╭─ Input data
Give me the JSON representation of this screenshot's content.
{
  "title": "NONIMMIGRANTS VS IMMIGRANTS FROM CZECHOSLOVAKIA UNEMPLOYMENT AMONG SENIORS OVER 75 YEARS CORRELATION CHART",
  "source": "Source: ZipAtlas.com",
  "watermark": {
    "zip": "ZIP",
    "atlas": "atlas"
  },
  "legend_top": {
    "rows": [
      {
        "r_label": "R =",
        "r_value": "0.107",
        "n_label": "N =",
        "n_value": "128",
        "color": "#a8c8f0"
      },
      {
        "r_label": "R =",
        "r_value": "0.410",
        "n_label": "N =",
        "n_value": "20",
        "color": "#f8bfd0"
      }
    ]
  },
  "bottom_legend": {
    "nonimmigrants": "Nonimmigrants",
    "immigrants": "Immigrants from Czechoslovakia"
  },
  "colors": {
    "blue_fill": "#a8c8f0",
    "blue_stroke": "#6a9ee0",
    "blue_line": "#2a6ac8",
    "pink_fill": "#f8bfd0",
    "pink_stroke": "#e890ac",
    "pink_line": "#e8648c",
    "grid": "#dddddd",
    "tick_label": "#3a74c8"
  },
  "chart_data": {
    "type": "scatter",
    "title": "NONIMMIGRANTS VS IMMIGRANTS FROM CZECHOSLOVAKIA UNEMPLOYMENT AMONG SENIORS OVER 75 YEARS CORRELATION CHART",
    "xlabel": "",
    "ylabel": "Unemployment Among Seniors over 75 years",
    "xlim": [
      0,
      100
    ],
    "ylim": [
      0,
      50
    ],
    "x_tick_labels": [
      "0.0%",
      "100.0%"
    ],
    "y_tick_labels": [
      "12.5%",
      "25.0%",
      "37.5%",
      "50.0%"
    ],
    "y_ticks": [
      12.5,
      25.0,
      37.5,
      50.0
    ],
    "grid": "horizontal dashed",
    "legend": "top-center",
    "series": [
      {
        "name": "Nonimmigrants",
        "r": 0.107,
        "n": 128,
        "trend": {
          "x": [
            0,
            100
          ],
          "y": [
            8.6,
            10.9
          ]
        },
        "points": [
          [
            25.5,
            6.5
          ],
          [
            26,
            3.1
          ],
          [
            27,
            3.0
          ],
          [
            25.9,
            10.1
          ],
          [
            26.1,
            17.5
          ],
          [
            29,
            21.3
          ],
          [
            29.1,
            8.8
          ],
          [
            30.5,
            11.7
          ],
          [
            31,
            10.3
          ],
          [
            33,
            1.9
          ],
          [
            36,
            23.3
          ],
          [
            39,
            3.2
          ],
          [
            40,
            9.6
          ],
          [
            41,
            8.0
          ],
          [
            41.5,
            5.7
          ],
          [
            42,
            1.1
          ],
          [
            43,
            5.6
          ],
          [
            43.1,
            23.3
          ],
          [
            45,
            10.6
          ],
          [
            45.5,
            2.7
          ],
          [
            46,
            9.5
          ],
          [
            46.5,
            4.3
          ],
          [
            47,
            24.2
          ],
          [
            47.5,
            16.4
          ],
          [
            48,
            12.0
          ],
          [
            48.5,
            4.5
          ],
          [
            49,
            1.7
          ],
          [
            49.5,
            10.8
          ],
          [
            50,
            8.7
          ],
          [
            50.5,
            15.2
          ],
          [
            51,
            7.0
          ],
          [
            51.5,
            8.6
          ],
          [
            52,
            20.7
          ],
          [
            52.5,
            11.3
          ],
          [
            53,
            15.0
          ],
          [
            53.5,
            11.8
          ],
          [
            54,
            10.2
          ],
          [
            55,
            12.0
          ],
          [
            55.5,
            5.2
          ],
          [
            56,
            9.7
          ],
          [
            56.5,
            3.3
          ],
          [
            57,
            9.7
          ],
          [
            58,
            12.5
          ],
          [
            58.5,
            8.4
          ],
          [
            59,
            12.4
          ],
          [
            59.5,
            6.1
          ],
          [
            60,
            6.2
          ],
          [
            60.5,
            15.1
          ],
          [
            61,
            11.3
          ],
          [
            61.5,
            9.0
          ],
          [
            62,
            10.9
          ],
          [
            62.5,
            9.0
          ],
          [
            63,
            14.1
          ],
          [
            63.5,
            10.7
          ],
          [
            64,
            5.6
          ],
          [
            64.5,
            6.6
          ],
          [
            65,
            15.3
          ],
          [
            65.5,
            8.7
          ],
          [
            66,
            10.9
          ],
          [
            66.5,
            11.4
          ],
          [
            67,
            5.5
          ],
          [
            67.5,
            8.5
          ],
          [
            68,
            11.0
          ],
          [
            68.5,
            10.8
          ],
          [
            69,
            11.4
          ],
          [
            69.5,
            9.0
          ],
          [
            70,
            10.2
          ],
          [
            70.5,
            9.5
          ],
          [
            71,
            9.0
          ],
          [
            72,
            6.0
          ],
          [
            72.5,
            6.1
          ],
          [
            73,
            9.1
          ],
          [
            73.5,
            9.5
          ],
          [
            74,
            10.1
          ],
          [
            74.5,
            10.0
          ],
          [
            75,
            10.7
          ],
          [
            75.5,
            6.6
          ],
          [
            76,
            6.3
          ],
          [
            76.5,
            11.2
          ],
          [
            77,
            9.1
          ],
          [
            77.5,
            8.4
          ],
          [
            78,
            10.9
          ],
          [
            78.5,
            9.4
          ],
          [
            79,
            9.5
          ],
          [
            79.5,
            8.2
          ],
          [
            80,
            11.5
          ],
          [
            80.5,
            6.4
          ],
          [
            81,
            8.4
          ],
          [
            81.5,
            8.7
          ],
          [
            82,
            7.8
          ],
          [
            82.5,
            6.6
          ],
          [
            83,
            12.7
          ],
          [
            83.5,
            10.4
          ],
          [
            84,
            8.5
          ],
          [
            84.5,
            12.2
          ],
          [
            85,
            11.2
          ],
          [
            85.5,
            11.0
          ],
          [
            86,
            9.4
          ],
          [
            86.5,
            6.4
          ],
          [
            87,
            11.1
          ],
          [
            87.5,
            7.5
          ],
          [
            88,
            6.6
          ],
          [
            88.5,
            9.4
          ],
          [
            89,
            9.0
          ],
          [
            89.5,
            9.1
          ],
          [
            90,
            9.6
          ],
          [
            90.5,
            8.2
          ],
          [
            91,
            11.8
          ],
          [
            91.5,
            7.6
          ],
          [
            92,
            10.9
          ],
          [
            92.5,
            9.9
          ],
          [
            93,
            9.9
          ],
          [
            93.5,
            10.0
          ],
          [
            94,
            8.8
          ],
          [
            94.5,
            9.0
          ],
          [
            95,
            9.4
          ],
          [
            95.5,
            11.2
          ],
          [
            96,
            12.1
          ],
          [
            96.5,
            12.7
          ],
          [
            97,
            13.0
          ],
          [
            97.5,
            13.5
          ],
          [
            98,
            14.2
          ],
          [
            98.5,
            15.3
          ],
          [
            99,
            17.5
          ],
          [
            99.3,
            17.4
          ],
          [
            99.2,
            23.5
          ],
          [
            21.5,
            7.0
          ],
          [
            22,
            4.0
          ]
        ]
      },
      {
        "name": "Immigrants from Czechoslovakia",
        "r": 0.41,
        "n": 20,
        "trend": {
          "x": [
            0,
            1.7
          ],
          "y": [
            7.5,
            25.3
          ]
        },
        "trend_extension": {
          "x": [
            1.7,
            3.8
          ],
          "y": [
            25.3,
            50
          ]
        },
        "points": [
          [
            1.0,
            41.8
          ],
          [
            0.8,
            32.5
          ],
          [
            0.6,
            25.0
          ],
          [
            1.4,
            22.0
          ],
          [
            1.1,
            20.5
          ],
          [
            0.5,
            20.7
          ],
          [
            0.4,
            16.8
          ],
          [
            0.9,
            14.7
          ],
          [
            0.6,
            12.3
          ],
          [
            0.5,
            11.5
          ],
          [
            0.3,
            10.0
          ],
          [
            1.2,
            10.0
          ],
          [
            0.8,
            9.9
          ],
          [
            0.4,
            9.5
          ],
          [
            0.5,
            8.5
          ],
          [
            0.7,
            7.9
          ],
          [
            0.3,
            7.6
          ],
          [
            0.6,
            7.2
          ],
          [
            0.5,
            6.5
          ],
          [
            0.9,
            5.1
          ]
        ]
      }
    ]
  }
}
╰─
> Short task
Search the entries for the word "name" and gather every line where it appears.

> In response
        "name": "Nonimmigrants",
        "name": "Immigrants from Czechoslovakia",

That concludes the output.